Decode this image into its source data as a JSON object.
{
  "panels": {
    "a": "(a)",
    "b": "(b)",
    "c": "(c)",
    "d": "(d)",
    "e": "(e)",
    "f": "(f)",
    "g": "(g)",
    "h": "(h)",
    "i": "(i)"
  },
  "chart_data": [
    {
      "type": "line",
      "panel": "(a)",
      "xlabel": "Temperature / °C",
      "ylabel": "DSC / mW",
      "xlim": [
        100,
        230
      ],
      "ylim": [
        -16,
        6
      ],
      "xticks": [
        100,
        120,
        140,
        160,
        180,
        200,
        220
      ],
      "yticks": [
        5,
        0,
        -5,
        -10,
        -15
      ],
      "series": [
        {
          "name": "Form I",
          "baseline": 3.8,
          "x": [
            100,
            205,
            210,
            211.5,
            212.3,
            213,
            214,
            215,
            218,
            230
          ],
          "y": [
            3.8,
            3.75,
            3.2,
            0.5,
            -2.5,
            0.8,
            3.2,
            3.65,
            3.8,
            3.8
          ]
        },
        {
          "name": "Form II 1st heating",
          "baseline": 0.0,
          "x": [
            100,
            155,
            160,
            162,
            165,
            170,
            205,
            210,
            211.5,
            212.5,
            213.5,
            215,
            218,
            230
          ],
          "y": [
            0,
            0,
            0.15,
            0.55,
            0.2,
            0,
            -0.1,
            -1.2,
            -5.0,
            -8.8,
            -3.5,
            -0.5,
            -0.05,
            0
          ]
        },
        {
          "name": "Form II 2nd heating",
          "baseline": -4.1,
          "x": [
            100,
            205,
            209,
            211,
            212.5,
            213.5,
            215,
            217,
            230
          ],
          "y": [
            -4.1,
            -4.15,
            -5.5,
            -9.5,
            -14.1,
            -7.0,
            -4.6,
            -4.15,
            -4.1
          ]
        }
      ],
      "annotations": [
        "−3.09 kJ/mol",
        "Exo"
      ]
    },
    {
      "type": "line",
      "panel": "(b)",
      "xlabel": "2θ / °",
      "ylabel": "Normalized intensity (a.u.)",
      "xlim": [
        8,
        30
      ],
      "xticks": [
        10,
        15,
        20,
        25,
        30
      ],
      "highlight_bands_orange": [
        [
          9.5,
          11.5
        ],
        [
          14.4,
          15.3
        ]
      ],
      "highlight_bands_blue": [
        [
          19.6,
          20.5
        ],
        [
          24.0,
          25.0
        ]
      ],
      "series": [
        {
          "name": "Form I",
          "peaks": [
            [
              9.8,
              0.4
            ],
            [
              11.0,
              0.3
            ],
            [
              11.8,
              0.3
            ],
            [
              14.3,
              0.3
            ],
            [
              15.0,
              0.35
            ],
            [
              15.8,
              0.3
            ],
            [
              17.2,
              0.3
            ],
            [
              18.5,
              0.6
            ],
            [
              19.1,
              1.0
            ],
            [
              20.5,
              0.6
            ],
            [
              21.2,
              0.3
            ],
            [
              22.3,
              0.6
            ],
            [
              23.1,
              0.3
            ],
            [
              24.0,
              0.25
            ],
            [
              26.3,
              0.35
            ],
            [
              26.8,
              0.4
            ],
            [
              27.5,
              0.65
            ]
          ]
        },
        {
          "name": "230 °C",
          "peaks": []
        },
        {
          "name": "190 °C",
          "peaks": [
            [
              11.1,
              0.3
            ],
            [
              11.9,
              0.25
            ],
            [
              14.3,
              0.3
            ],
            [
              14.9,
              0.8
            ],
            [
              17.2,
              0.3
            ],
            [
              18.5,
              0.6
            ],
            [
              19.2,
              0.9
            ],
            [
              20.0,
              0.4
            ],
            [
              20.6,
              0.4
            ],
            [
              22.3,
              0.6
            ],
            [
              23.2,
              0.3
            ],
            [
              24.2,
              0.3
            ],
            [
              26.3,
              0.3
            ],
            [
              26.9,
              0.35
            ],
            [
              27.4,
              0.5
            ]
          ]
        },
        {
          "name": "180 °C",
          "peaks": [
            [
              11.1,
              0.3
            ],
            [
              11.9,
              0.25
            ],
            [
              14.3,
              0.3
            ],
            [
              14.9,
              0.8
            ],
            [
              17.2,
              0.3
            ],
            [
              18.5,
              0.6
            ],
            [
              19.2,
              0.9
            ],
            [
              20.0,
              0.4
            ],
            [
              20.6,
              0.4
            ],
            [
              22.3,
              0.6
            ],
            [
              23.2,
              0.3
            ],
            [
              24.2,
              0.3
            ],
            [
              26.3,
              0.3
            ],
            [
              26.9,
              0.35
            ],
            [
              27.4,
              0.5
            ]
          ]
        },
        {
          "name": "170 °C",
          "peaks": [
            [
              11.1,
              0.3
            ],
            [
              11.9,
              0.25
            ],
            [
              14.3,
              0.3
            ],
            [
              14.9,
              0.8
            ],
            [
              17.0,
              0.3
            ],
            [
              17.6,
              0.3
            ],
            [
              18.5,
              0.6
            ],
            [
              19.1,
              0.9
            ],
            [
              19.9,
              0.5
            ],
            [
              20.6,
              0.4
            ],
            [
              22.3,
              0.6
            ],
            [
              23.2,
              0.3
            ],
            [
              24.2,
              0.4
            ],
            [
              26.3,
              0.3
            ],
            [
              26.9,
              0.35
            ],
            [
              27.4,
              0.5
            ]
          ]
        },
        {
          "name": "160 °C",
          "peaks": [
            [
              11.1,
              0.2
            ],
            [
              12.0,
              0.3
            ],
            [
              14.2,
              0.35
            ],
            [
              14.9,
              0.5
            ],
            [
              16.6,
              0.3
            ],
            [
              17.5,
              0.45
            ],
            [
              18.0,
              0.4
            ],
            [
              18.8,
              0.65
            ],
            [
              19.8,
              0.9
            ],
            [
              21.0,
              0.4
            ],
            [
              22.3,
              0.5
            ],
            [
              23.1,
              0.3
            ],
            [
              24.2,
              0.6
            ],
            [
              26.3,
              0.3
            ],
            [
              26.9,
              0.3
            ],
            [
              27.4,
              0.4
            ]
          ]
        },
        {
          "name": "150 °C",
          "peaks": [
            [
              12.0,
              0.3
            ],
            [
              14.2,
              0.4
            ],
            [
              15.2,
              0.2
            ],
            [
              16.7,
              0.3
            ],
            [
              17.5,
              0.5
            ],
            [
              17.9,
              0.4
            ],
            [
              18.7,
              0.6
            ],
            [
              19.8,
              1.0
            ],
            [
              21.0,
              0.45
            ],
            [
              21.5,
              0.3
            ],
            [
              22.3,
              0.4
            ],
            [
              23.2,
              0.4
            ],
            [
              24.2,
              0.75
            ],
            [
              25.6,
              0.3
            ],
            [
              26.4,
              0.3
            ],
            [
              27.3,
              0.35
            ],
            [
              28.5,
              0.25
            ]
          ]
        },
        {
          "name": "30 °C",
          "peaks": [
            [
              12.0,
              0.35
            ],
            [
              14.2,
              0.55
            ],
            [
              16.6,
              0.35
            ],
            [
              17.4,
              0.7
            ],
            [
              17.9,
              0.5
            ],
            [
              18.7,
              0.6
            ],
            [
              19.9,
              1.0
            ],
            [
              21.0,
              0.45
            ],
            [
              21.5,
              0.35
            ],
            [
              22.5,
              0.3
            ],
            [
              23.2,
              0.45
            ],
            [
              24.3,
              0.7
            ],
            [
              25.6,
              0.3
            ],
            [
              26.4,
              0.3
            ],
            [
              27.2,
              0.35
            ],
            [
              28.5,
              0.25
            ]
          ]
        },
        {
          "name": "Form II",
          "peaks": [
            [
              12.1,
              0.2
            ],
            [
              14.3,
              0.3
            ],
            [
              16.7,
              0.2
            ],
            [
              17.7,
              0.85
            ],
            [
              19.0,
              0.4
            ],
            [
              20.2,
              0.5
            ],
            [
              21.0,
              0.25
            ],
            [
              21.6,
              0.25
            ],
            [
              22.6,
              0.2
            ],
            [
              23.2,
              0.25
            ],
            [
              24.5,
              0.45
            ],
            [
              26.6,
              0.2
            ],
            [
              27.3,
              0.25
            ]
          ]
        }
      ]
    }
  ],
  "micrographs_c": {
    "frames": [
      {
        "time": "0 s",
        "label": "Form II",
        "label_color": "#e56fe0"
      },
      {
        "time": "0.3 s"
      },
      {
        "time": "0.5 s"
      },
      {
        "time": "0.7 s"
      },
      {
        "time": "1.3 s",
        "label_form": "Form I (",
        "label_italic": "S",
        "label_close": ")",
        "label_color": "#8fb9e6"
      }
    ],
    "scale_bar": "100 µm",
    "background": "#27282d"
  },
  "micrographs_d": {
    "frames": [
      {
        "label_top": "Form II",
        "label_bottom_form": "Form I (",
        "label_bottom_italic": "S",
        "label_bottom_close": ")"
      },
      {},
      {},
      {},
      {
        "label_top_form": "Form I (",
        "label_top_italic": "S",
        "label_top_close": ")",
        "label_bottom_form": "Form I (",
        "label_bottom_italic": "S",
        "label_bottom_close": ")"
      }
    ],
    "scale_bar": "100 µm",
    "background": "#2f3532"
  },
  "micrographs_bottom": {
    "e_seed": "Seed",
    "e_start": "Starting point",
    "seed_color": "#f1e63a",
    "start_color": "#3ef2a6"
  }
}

= = = = = = =

▸ **STATED TASK**
Look over the records above and copy each line that includes the string "heating".

▸ **TASK ANSWER**
          "name": "Form II 1st heating",
          "name": "Form II 2nd heating",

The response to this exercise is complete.